- _LIST OF TASKS_
A: According to the summary of coastal Alabama natural gas history, to what amount had the balance of Alabama's trust funds grown by the end of FY 1996?
B: Continue the summary of coastal Alabama natural gas history from its last sentence.

- _DOCUMENT SEGMENT_
◇ ◇ ◇ ◇ ◇ ◇ ◇

Minerals Management Service
Gulf of Mexico OCS Region

Technical Summary : MMS Publication 99-0031
History of Coastal Alabama Natural Gas Exploration and Development, Final Report

BACKGROUND: Following the 1979 discovery of Norphlet gas in Mobile Bay, during the early 1980s the Coastal Alabama region experienced the emergence of a large offshore gas industry. This study is the second in a series of investigations analyzing the social and economic impact of the Coastal Alabama offshore gas industry on Gulf Coast states.

OBJECTIVES: Document the history of leasing, exploration, development and production of natural gas offshore coastal Alabama in state and federal fields and project the likely path of future development and production.

DESCRIPTION: After nine years of regulatory delay, Mobil Oil Exploration and Production, Inc.’s first well encountered natural gas at 21,113 feet November 28, 1979, having discovered Norphlet formation gas 6,000 feet below the top of the Smackover formation—their original target in 1970. At the apex of the Carter Administration's Energy Crisis, Mobil had discovered a giant gas field in 14 feet of water in America's backyard. The prospect of $9 per MCF gas after the NGPA passed in 1978 and the Norphlet geology were extraordinarily exciting to petroleum industry professionals, who recognized the potential for discovery of other very large natural gas accumulations. The Coastal Alabama/Panhandle Florida Norphlet trend is one of the most important U. S. gas producing regions. This report discusses the leasing, exploration and development history of discovered Miocene and Norphlet gas fields in state and federal waters offshore Alabama and Florida’s Destin Dome.

SIGNIFICANT CONCLUSIONS: Industry bids at the 1981 State of Alabama Lease Sale and the 1982 Federal Lease Sale reveal that Exxon, Mobil and Shell bet heavily on Norphlet geology and high gas prices. Exxon submitted high bids of $255.9 million for seven of the 13 tracts awarded by the State of Alabama. Between 1981 and 1984 Alabama leased tracts in state waters for bids totaling $800 million. MMS leased tracts in federal Mobile Bay OCS waters between 1982 and 1985 for bids totaling $562 million, $1.36 billion combined. The "gas bubble" dropped prices below $2 MCF by the time production ultimately came on line.

The State of Alabama set up a perpetual trust fund to ensure that the State would continue to benefit from the interest on the bonus proceeds. At the end of FY 1996, the balance of Alabama's trust funds had grown to $1.35 billion, having increased with the receipt of royalty payments. Annual interest from the funds has averaged about $100 million since 1986. The trust funds and interest earnings will continue to grow so long as gas is produced from state and nearby federal 8(g) waters.

◇ ◇ ◇ ◇ ◇ ◇ ◇

- _DATA SUPPLIED_
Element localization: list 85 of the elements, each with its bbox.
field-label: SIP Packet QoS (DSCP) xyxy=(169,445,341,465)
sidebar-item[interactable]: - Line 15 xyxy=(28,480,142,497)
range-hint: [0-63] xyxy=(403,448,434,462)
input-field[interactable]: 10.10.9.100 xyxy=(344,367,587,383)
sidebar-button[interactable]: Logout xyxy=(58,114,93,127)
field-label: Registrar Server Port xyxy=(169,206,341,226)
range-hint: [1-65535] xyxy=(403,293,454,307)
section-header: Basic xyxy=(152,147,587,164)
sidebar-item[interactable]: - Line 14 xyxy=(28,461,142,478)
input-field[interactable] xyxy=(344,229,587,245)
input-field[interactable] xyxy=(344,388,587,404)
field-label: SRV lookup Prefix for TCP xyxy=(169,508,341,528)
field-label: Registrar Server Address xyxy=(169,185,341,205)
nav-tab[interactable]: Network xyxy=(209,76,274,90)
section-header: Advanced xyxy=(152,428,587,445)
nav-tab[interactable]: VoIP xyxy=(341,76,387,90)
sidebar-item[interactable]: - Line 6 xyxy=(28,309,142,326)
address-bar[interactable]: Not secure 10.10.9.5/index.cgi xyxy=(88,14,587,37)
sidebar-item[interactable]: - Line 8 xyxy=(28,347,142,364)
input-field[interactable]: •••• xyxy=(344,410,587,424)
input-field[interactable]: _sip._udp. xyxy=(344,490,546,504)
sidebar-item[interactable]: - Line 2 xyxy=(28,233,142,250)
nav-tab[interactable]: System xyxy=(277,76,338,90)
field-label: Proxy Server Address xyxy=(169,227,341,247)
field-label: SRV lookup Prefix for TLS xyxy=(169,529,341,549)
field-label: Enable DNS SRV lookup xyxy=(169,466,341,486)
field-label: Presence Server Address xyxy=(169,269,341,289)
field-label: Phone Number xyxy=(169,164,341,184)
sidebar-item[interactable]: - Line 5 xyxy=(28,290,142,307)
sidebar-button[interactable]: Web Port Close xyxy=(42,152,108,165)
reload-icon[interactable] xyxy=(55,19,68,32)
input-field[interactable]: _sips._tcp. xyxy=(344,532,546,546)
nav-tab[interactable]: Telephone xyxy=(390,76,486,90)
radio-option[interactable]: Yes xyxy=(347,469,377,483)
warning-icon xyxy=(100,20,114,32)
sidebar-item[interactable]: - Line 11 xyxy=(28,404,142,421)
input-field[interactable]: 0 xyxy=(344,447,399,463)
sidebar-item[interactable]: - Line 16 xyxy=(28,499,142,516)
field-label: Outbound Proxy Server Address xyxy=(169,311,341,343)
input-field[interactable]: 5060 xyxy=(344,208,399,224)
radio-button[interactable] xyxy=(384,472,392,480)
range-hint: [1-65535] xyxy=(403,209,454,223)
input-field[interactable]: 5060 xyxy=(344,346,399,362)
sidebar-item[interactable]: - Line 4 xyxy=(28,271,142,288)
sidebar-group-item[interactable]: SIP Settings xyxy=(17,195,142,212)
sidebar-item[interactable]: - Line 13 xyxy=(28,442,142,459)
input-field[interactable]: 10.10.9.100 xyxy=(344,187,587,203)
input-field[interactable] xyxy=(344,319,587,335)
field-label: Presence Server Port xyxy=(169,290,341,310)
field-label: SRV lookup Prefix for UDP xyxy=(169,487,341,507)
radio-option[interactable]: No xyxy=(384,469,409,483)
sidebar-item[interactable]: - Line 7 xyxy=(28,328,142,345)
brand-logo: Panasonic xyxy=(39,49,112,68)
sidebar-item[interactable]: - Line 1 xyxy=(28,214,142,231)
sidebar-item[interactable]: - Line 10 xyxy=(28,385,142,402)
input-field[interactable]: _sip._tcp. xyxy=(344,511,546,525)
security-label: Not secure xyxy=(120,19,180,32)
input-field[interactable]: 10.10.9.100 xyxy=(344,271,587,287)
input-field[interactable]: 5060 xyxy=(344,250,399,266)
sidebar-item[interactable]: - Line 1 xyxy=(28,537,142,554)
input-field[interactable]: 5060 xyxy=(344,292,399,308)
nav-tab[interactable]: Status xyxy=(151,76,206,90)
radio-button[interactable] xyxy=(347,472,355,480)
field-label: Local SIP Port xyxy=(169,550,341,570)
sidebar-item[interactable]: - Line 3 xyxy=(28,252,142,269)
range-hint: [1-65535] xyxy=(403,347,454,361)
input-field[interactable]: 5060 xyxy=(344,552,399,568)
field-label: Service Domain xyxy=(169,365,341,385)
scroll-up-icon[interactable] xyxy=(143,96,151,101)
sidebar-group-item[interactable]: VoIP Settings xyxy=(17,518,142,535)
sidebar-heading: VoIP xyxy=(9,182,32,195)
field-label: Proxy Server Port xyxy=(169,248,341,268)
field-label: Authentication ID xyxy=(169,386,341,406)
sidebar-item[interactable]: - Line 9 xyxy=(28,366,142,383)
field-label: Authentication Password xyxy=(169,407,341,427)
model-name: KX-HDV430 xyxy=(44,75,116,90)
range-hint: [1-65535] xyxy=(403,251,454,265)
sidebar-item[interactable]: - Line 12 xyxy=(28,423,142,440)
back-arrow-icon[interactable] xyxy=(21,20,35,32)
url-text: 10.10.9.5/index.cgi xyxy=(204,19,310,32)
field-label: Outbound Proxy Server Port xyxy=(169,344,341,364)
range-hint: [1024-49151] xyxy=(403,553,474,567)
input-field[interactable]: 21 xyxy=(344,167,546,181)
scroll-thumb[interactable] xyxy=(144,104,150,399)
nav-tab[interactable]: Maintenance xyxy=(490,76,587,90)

◇ ◇ ◇ ◇ ◇ ◇ ◇

- _EXPECTED RESPONSES_
A: $1.35 billion.

B:
Seventeen Norphlet wells were spudded between 1981 and 1984, 13 of which became gas discoveries, an extraordinary accomplishment before 3D seismic. Besides Mobil's Mary Ann discovery, three state Norphlet discoveries and one federal Norphlet discovery subsequently became development projects based on discoveries before year end 1984. Through year end 1997, 75 Norphlet wells have been drilled in state and federal waters off Coastal Alabama, 28 exploration, the balance delineation and development wells. These wells discovered 20 gas fields. Twenty Norphlet discoveries for 28 exploration wells represents a 71 percent success ratio. All but three of discovered fields are producing gas in 1998.

Norphlet gas is a hot, sour, high pressure, corrosive mixture of methane, hydrogen sulfide, carbon dioxide, and free water. Dealing with it is difficult, dangerous and expensive. The frontier nature of the Norphlet geology and the associated production engineering challenges are daunting. Only a few of the major oil and gas companies have risked the billions of dollars and years of lead times necessary to bring the Norphlet into production. Mobil’s Mary Ann Field began production in 1988, nine years from first discovery to first production. Shell's Fairway Field started up in late 1991 along with Mobil's federal 823 Field, ten years after the lease sales. Exxon started its three fields in late 1993, 12 years after the 1981 lease sale.

Union and Chevron have become the dominant operators in federal acreage developing the eastern and western edges of the Mobile OCS. Chevron took nine years from its first Norphlet discovery in Mobile 861 in 1985 to first production in 1994. Union was able to bring its 904 Field to production in a little over five years, discovering the 904 Field in 1988 and starting production in 1993. But the well failed due to mechanical problems. The field only came back into production three years later, in December 1996.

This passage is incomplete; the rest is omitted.